#### [Problem]
Find and copy each line of the records where the string "trimestriel" shows up.

━━━ Source records ━━━

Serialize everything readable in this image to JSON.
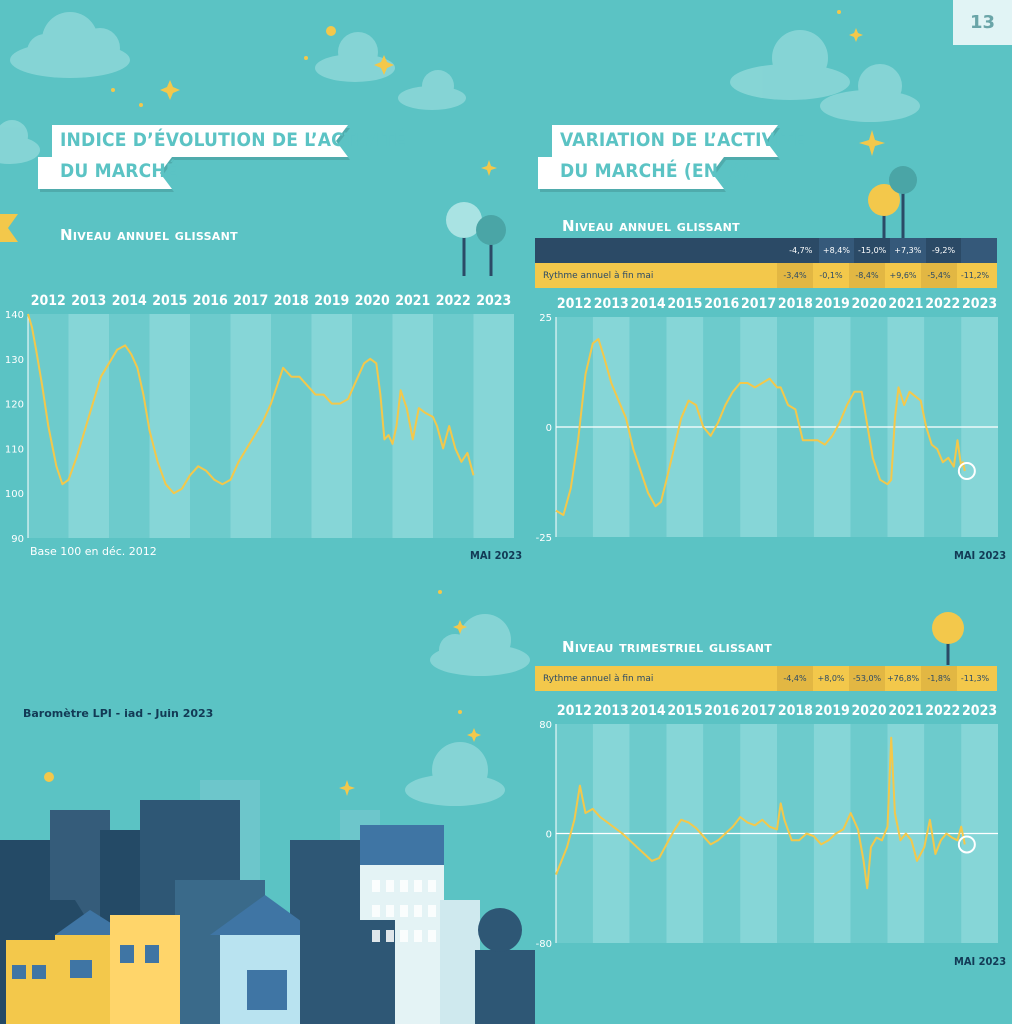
{
  "page_number": "13",
  "left_panel": {
    "title_line1": "INDICE D’ÉVOLUTION DE L’ACTIVITÉ",
    "title_line2": "DU MARCHÉ",
    "subtitle": "Niveau annuel glissant",
    "base_note": "Base 100 en déc. 2012",
    "date_stamp": "MAI 2023"
  },
  "right_panel": {
    "title_line1": "VARIATION DE L’ACTIVITÉ",
    "title_line2": "DU MARCHÉ (EN %)",
    "subtitle_annual": "Niveau annuel glissant",
    "subtitle_quarterly": "Niveau trimestriel glissant",
    "date_stamp_top": "MAI 2023",
    "date_stamp_bottom": "MAI 2023",
    "annual_table": {
      "row1": [
        "-4,7%",
        "+8,4%",
        "-15,0%",
        "+7,3%",
        "-9,2%",
        ""
      ],
      "row2_label": "Rythme annuel à fin mai",
      "row2": [
        "-3,4%",
        "-0,1%",
        "-8,4%",
        "+9,6%",
        "-5,4%",
        "-11,2%"
      ]
    },
    "quarterly_table": {
      "label": "Rythme annuel à fin mai",
      "values": [
        "-4,4%",
        "+8,0%",
        "-53,0%",
        "+76,8%",
        "-1,8%",
        "-11,3%"
      ]
    }
  },
  "footer_source": "Baromètre LPI - iad - Juin 2023",
  "colors": {
    "background": "#5bc3c4",
    "band_light": "#86d6d7",
    "band_dark": "#6dcbcc",
    "series": "#f3c84b",
    "navy": "#2b4a66",
    "yellow": "#f3c84b"
  },
  "chart_data": [
    {
      "type": "line",
      "title": "INDICE D’ÉVOLUTION DE L’ACTIVITÉ DU MARCHÉ",
      "subtitle": "Niveau annuel glissant",
      "categories": [
        "2012",
        "2013",
        "2014",
        "2015",
        "2016",
        "2017",
        "2018",
        "2019",
        "2020",
        "2021",
        "2022",
        "2023"
      ],
      "ylim": [
        90,
        140
      ],
      "yticks": [
        90,
        100,
        110,
        120,
        130,
        140
      ],
      "x_unit": "year",
      "x": [
        2012.0,
        2012.1,
        2012.2,
        2012.35,
        2012.5,
        2012.7,
        2012.85,
        2013.0,
        2013.2,
        2013.4,
        2013.6,
        2013.8,
        2014.0,
        2014.2,
        2014.4,
        2014.55,
        2014.7,
        2014.85,
        2015.0,
        2015.2,
        2015.4,
        2015.6,
        2015.8,
        2016.0,
        2016.2,
        2016.4,
        2016.6,
        2016.8,
        2017.0,
        2017.2,
        2017.4,
        2017.6,
        2017.8,
        2018.0,
        2018.15,
        2018.3,
        2018.5,
        2018.7,
        2018.9,
        2019.1,
        2019.3,
        2019.5,
        2019.7,
        2019.9,
        2020.1,
        2020.3,
        2020.45,
        2020.6,
        2020.7,
        2020.8,
        2020.9,
        2021.0,
        2021.1,
        2021.2,
        2021.35,
        2021.5,
        2021.65,
        2021.8,
        2022.0,
        2022.1,
        2022.25,
        2022.4,
        2022.55,
        2022.7,
        2022.85,
        2023.0
      ],
      "values": [
        140,
        137,
        132,
        124,
        115,
        106,
        102,
        103,
        108,
        114,
        120,
        126,
        129,
        132,
        133,
        131,
        128,
        122,
        114,
        107,
        102,
        100,
        101,
        104,
        106,
        105,
        103,
        102,
        103,
        107,
        110,
        113,
        116,
        120,
        124,
        128,
        126,
        126,
        124,
        122,
        122,
        120,
        120,
        121,
        125,
        129,
        130,
        129,
        122,
        112,
        113,
        111,
        115,
        123,
        119,
        112,
        119,
        118,
        117,
        115,
        110,
        115,
        110,
        107,
        109,
        104
      ],
      "base_note": "Base 100 en déc. 2012",
      "date_stamp": "MAI 2023"
    },
    {
      "type": "line",
      "title": "VARIATION DE L’ACTIVITÉ DU MARCHÉ (EN %)",
      "subtitle": "Niveau annuel glissant",
      "categories": [
        "2012",
        "2013",
        "2014",
        "2015",
        "2016",
        "2017",
        "2018",
        "2019",
        "2020",
        "2021",
        "2022",
        "2023"
      ],
      "ylim": [
        -25,
        25
      ],
      "yticks": [
        -25,
        0,
        25
      ],
      "x_unit": "year",
      "x": [
        2012.0,
        2012.2,
        2012.4,
        2012.6,
        2012.8,
        2013.0,
        2013.15,
        2013.3,
        2013.5,
        2013.7,
        2013.9,
        2014.1,
        2014.3,
        2014.5,
        2014.7,
        2014.85,
        2015.0,
        2015.2,
        2015.4,
        2015.6,
        2015.8,
        2016.0,
        2016.2,
        2016.4,
        2016.6,
        2016.8,
        2017.0,
        2017.2,
        2017.4,
        2017.6,
        2017.8,
        2018.0,
        2018.1,
        2018.3,
        2018.5,
        2018.7,
        2018.9,
        2019.1,
        2019.3,
        2019.5,
        2019.7,
        2019.9,
        2020.1,
        2020.3,
        2020.5,
        2020.6,
        2020.8,
        2021.0,
        2021.1,
        2021.2,
        2021.3,
        2021.45,
        2021.6,
        2021.75,
        2021.9,
        2022.05,
        2022.2,
        2022.35,
        2022.5,
        2022.65,
        2022.8,
        2022.9,
        2023.0,
        2023.05,
        2023.1
      ],
      "values": [
        -19,
        -20,
        -14,
        -3,
        12,
        19,
        20,
        16,
        10,
        6,
        2,
        -5,
        -10,
        -15,
        -18,
        -17,
        -12,
        -5,
        2,
        6,
        5,
        0,
        -2,
        1,
        5,
        8,
        10,
        10,
        9,
        10,
        11,
        9,
        9,
        5,
        4,
        -3,
        -3,
        -3,
        -4,
        -2,
        1,
        5,
        8,
        8,
        -2,
        -7,
        -12,
        -13,
        -12,
        2,
        9,
        5,
        8,
        7,
        6,
        0,
        -4,
        -5,
        -8,
        -7,
        -9,
        -3,
        -9,
        -8,
        -10
      ],
      "date_stamp": "MAI 2023"
    },
    {
      "type": "line",
      "title": "VARIATION DE L’ACTIVITÉ DU MARCHÉ (EN %)",
      "subtitle": "Niveau trimestriel glissant",
      "categories": [
        "2012",
        "2013",
        "2014",
        "2015",
        "2016",
        "2017",
        "2018",
        "2019",
        "2020",
        "2021",
        "2022",
        "2023"
      ],
      "ylim": [
        -80,
        80
      ],
      "yticks": [
        -80,
        0,
        80
      ],
      "x_unit": "year",
      "x": [
        2012.0,
        2012.15,
        2012.3,
        2012.5,
        2012.65,
        2012.8,
        2013.0,
        2013.2,
        2013.4,
        2013.6,
        2013.8,
        2014.0,
        2014.2,
        2014.4,
        2014.6,
        2014.8,
        2015.0,
        2015.2,
        2015.4,
        2015.6,
        2015.8,
        2016.0,
        2016.2,
        2016.4,
        2016.6,
        2016.8,
        2017.0,
        2017.2,
        2017.4,
        2017.6,
        2017.8,
        2018.0,
        2018.1,
        2018.2,
        2018.4,
        2018.6,
        2018.8,
        2019.0,
        2019.2,
        2019.4,
        2019.6,
        2019.8,
        2020.0,
        2020.2,
        2020.35,
        2020.45,
        2020.55,
        2020.7,
        2020.85,
        2021.0,
        2021.1,
        2021.2,
        2021.35,
        2021.5,
        2021.65,
        2021.8,
        2022.0,
        2022.15,
        2022.3,
        2022.45,
        2022.6,
        2022.75,
        2022.9,
        2023.0,
        2023.1
      ],
      "values": [
        -30,
        -20,
        -10,
        10,
        35,
        15,
        18,
        12,
        8,
        4,
        0,
        -5,
        -10,
        -15,
        -20,
        -18,
        -8,
        2,
        10,
        8,
        4,
        -2,
        -8,
        -5,
        0,
        5,
        12,
        8,
        6,
        10,
        5,
        3,
        22,
        10,
        -5,
        -5,
        0,
        -2,
        -8,
        -5,
        0,
        3,
        15,
        3,
        -20,
        -40,
        -10,
        -3,
        -5,
        5,
        70,
        15,
        -5,
        0,
        -5,
        -20,
        -10,
        10,
        -15,
        -5,
        0,
        -3,
        -5,
        5,
        -8
      ]
    }
  ]
}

━━━

#### [Task output]
    "subtitle_quarterly": "Niveau trimestriel glissant",
      "subtitle": "Niveau trimestriel glissant",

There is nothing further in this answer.